Selected excerpt ::
[BEGIN]

Double Sigma combinations: $\sum_{j=0}^{11}\sum_{i=j}^{11}\binom ij$

Question

Find the sum. $$\sum_{j=0}^{11}\sum_{i=j}^{11}{i \choose j}.$$

I am getting the answer as $4095$ although the answer is given as $4092$.

Answer 1

Your answer is correct, since \begin{align*} \sum_{j=0}^{11}\sum_{i=j}^{11}\binom{i}{j}&=\sum_{0\leq j\leq i\leq 11}\binom{i}{j}\\ &=\sum_{i=0}^{11}\sum_{j=0}^i\binom{i}{j}\\ &=\sum_{i=0}^{11}2^i\\ &=\frac{2^{12}-1}{2-1}\\ &=4095 \end{align*}

Answer 2

Say you want to choose a non-empty subset of $\{0,1,2,\ldots,11\}$, which has $12$ members.

Since the subset to be chosen is non-empty, it has a largest member. Let $j$ be the number of members other than the largest member. There can be $11$ other members or $0$ other members or anything in between. Call the largest member $i$, and observe that $i$ must be at least $j$, since it can be equal to $j$ if, but only if, the $j$ non-largest members are $0,1,2,\ldots,j-1.$ The largest member is in the set $\{j,j+1,j+2,\ldots,11\}.$ Thus the total number of possibilities is $$ \sum_{j=0}^{11} \sum_{i=j}^{11} \Big( \text{number of ways to choose $j$ members from $\{0,1,2,\ldots,i-1\}$ } \Big). $$ $$ = \sum_{j=0}^{11} \sum_{i=j}^{11} \binom i j. $$

But the total number of non-empty subsets of $\{0,1,2,\ldots,11\}$ is $2^{12}-1 = 4095.$

[END]

Short task 1 :: List the labels that introduce the question and each answer in the double-sum thread.

Dataset records ::
[BEGIN]

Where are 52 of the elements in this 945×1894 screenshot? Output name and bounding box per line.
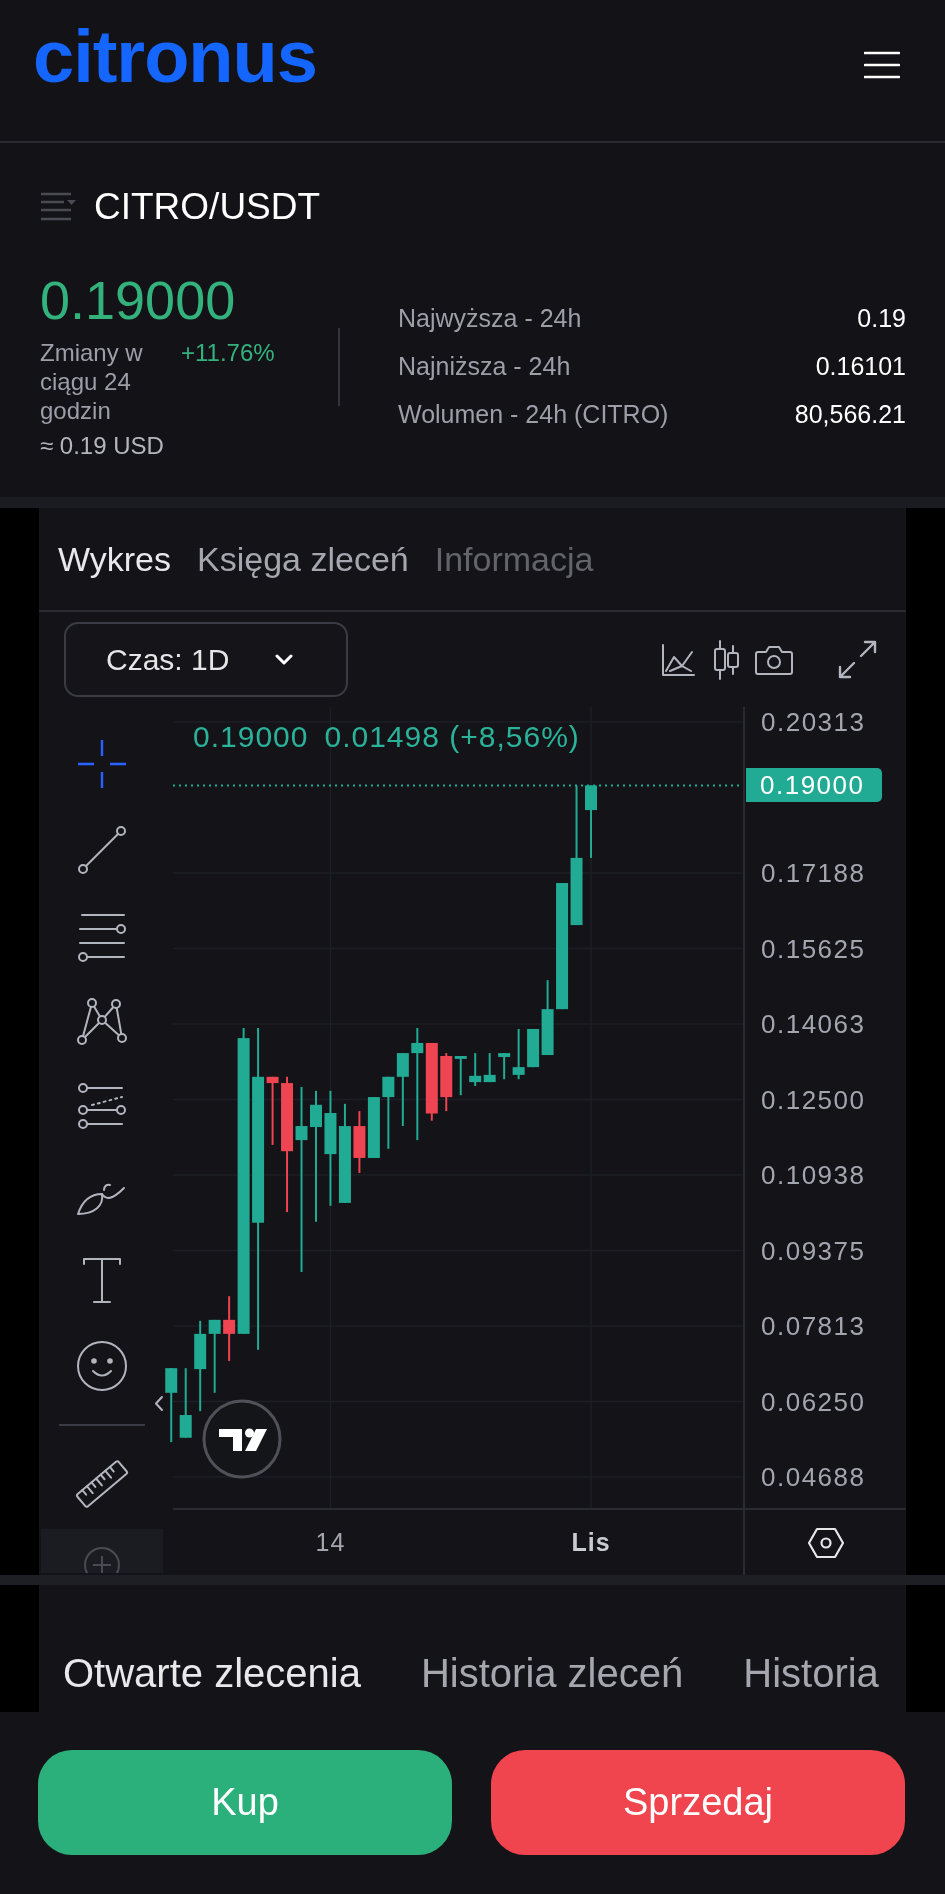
falling-candle (223, 1296, 236, 1361)
stat-value: 0.16101 (815, 352, 906, 381)
candlestick-icon[interactable] (713, 639, 740, 680)
falling-candle (353, 1111, 366, 1173)
stat-label: Najniższa - 24h (398, 352, 571, 381)
orders-tab[interactable]: Otwarte zlecenia (63, 1649, 361, 1697)
falling-candle (440, 1053, 453, 1112)
menu-icon[interactable] (864, 51, 900, 79)
last-price: 0.19000 (40, 273, 237, 327)
time-axis-label: 14 (315, 1527, 346, 1557)
price-axis-label: 0.07813 (761, 1311, 866, 1341)
interval-select[interactable]: Czas: 1D (64, 622, 348, 697)
last-price-marker: 0.19000 (746, 768, 882, 803)
rising-candle (179, 1368, 192, 1438)
logo-text: citronus (33, 20, 317, 94)
chart-tab[interactable]: Wykres (58, 537, 172, 581)
price-axis-label: 0.14063 (761, 1009, 866, 1039)
pair-title: CITRO/USDT (94, 185, 321, 229)
legend-price: 0.19000 (193, 719, 309, 755)
price-axis-label: 0.20313 (761, 707, 866, 737)
rising-candle (367, 1097, 380, 1158)
falling-candle (266, 1076, 279, 1145)
price-axis-label: 0.06250 (761, 1386, 866, 1417)
price-axis-label: 0.04688 (761, 1462, 866, 1492)
stat-value: 80,566.21 (794, 400, 906, 429)
change-percent: +11.76% (181, 338, 275, 367)
sell-button[interactable]: Sprzedaj (491, 1750, 905, 1855)
stat-label: Najwyższa - 24h (398, 304, 582, 333)
rising-candle (454, 1056, 467, 1096)
camera-icon[interactable] (755, 644, 793, 675)
stat-label: Wolumen - 24h (CITRO) (398, 400, 669, 429)
settings-icon[interactable] (807, 1526, 844, 1559)
usd-equivalent: ≈ 0.19 USD (40, 431, 165, 460)
price-axis-label: 0.10938 (761, 1160, 866, 1190)
price-axis-label: 0.09375 (761, 1235, 866, 1266)
chevron-down-icon (275, 654, 294, 665)
price-axis-label: 0.17188 (761, 858, 866, 888)
stat-value: 0.19 (857, 304, 906, 333)
logo-icon[interactable] (202, 1399, 282, 1479)
orders-tab[interactable]: Historia (743, 1649, 879, 1697)
price-axis-label: 0.15625 (761, 933, 866, 964)
rising-candle (469, 1053, 482, 1086)
rising-candle (483, 1053, 496, 1083)
chart-tab[interactable]: Księga zleceń (197, 537, 409, 581)
line-chart-icon[interactable] (661, 643, 695, 676)
time-axis-label: Lis (571, 1527, 611, 1557)
change-label: Zmiany w ciągu 24 godzin (40, 338, 144, 425)
price-axis-label: 0.12500 (761, 1084, 866, 1115)
legend-change: 0.01498 (+8,56%) (324, 719, 580, 755)
expand-icon[interactable] (838, 640, 877, 679)
orders-tab[interactable]: Historia zleceń (420, 1649, 684, 1697)
chevron-left-icon[interactable] (154, 1395, 164, 1412)
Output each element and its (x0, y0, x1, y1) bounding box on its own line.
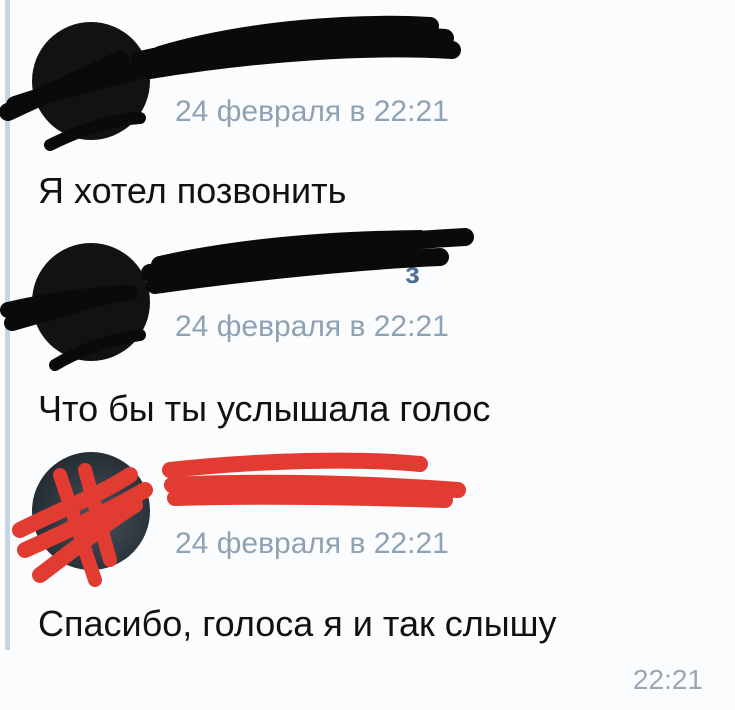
message-text: Я хотел позвонить (38, 170, 347, 211)
message-date[interactable]: 24 февраля в 22:21 (175, 95, 449, 129)
message-date[interactable]: 24 февраля в 22:21 (175, 310, 449, 344)
forwarded-message-2: Р з 24 февраля в 22:21 Что бы ты услышал… (0, 215, 735, 440)
redaction-scribble-icon (12, 452, 466, 587)
message-text: Спасибо, голоса я и так слышу (38, 603, 557, 644)
forwarded-message-1: В 24 февраля в 22:21 Я хотел позвонить (0, 0, 735, 215)
message-text: Что бы ты услышала голос (38, 388, 491, 429)
reply-time: 22:21 (632, 664, 703, 695)
forwarded-message-3: 24 февраля в 22:21 Спасибо, голоса я и т… (0, 440, 735, 710)
message-date[interactable]: 24 февраля в 22:21 (175, 527, 449, 561)
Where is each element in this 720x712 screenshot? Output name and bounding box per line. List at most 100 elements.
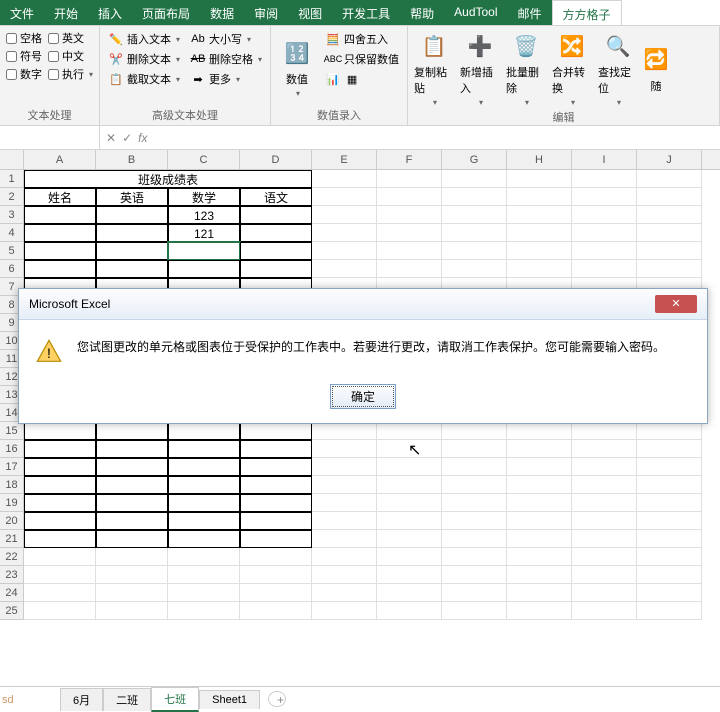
btn-insert-add[interactable]: ➕新增插入▾ — [460, 30, 500, 107]
cell[interactable] — [168, 584, 240, 602]
cell[interactable] — [637, 494, 702, 512]
cell[interactable] — [377, 422, 442, 440]
cell[interactable] — [312, 260, 377, 278]
dialog-close-button[interactable]: ✕ — [655, 295, 697, 313]
cell[interactable] — [24, 512, 96, 530]
cell[interactable] — [572, 260, 637, 278]
cell[interactable] — [96, 548, 168, 566]
btn-round[interactable]: 🧮四舍五入 — [323, 30, 401, 48]
cell[interactable] — [377, 548, 442, 566]
cell[interactable] — [24, 548, 96, 566]
cell[interactable] — [240, 584, 312, 602]
chk-chinese[interactable]: 中文 — [48, 48, 93, 64]
tab-dev[interactable]: 开发工具 — [332, 0, 400, 25]
name-box[interactable] — [0, 126, 100, 149]
cell[interactable] — [312, 440, 377, 458]
cell[interactable] — [312, 584, 377, 602]
cell[interactable] — [168, 242, 240, 260]
cell[interactable] — [637, 458, 702, 476]
btn-case[interactable]: Ab大小写▾ — [188, 30, 264, 48]
cell[interactable] — [572, 476, 637, 494]
row-header[interactable]: 21 — [0, 530, 24, 548]
cell[interactable] — [240, 602, 312, 620]
cell[interactable] — [24, 242, 96, 260]
cell[interactable] — [312, 458, 377, 476]
cell[interactable] — [442, 458, 507, 476]
row-header[interactable]: 15 — [0, 422, 24, 440]
cell[interactable] — [312, 422, 377, 440]
cell[interactable] — [507, 476, 572, 494]
cell[interactable] — [637, 170, 702, 188]
cell[interactable] — [637, 242, 702, 260]
cell[interactable] — [377, 512, 442, 530]
cell[interactable] — [572, 584, 637, 602]
tab-file[interactable]: 文件 — [0, 0, 44, 25]
col-B[interactable]: B — [96, 150, 168, 169]
col-E[interactable]: E — [312, 150, 377, 169]
cell[interactable] — [312, 512, 377, 530]
cell[interactable] — [312, 224, 377, 242]
cell[interactable] — [572, 206, 637, 224]
cell[interactable] — [442, 566, 507, 584]
chk-symbol[interactable]: 符号 — [6, 48, 42, 64]
cell[interactable] — [442, 170, 507, 188]
cell[interactable] — [240, 422, 312, 440]
btn-keep-num[interactable]: ABC只保留数值 — [323, 50, 401, 68]
btn-del-space[interactable]: AB删除空格▾ — [188, 50, 264, 68]
cell[interactable] — [240, 440, 312, 458]
cell[interactable] — [24, 458, 96, 476]
cell[interactable] — [507, 260, 572, 278]
row-header[interactable]: 19 — [0, 494, 24, 512]
cell[interactable] — [507, 494, 572, 512]
cell[interactable] — [572, 602, 637, 620]
chk-space[interactable]: 空格 — [6, 30, 42, 46]
cell[interactable] — [507, 206, 572, 224]
tab-mail[interactable]: 邮件 — [508, 0, 552, 25]
cell[interactable] — [572, 422, 637, 440]
cell[interactable] — [312, 602, 377, 620]
cell[interactable] — [507, 422, 572, 440]
formula-input[interactable] — [153, 136, 720, 140]
cell[interactable] — [168, 440, 240, 458]
cell[interactable] — [572, 530, 637, 548]
cell[interactable] — [507, 566, 572, 584]
cell[interactable] — [168, 422, 240, 440]
cell[interactable] — [637, 584, 702, 602]
cell[interactable] — [168, 458, 240, 476]
cell[interactable] — [442, 584, 507, 602]
cell[interactable] — [442, 602, 507, 620]
cell[interactable] — [96, 584, 168, 602]
cell[interactable] — [637, 548, 702, 566]
cell[interactable] — [637, 440, 702, 458]
cell[interactable] — [168, 512, 240, 530]
cell[interactable] — [377, 584, 442, 602]
btn-insert-text[interactable]: ✏️插入文本▾ — [106, 30, 182, 48]
cell[interactable] — [637, 476, 702, 494]
btn-copypaste[interactable]: 📋复制粘贴▾ — [414, 30, 454, 107]
row-header[interactable]: 1 — [0, 170, 24, 188]
row-header[interactable]: 2 — [0, 188, 24, 206]
cell[interactable] — [312, 530, 377, 548]
col-A[interactable]: A — [24, 150, 96, 169]
chk-english[interactable]: 英文 — [48, 30, 93, 46]
cell[interactable] — [377, 170, 442, 188]
cell[interactable] — [572, 242, 637, 260]
row-header[interactable]: 18 — [0, 476, 24, 494]
sheet-tab-sheet1[interactable]: Sheet1 — [199, 690, 260, 709]
tab-audtool[interactable]: AudTool — [444, 0, 507, 25]
cell[interactable]: 121 — [168, 224, 240, 242]
col-D[interactable]: D — [240, 150, 312, 169]
row-header[interactable]: 25 — [0, 602, 24, 620]
cell[interactable] — [312, 476, 377, 494]
cell[interactable] — [96, 242, 168, 260]
btn-num-opts[interactable]: 📊▦ — [323, 70, 401, 88]
cell[interactable] — [377, 224, 442, 242]
ok-button[interactable]: 确定 — [330, 384, 396, 409]
cell[interactable] — [377, 206, 442, 224]
cell[interactable] — [24, 422, 96, 440]
cell[interactable] — [442, 422, 507, 440]
cell[interactable] — [637, 530, 702, 548]
cell[interactable] — [442, 476, 507, 494]
cell[interactable] — [96, 260, 168, 278]
cell[interactable] — [507, 584, 572, 602]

[END]

Short task 2 :: Show each line of the records in which the word "zleceń" appears.

Task result 1 ::
Question
Answer 1
Answer 2

Task result 2 ::
chart-tab[interactable]: Księga zleceń (197, 537, 409, 581)
orders-tab[interactable]: Historia zleceń (420, 1649, 684, 1697)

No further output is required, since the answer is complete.